## Stated goal
Please transcribe the listing below line for line, keeping every character as it appears.

## Records supplied

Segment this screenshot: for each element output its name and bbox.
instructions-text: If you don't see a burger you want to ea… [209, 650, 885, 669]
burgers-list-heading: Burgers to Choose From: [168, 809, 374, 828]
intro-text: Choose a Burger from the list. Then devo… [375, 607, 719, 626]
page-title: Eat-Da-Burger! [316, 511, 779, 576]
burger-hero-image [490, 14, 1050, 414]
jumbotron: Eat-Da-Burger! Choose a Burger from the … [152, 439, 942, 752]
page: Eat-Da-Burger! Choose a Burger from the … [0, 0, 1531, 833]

## Exercise result
Segment this screenshot: for each element output its name and bbox.
instructions-text: If you don't see a burger you want to ea… [209, 650, 885, 669]
burgers-list-heading: Burgers to Choose From: [168, 809, 374, 828]
intro-text: Choose a Burger from the list. Then devo… [375, 607, 719, 626]
page-title: Eat-Da-Burger! [316, 511, 779, 576]
burger-hero-image [490, 14, 1050, 414]
jumbotron: Eat-Da-Burger! Choose a Burger from the … [152, 439, 942, 752]
page: Eat-Da-Burger! Choose a Burger from the … [0, 0, 1531, 833]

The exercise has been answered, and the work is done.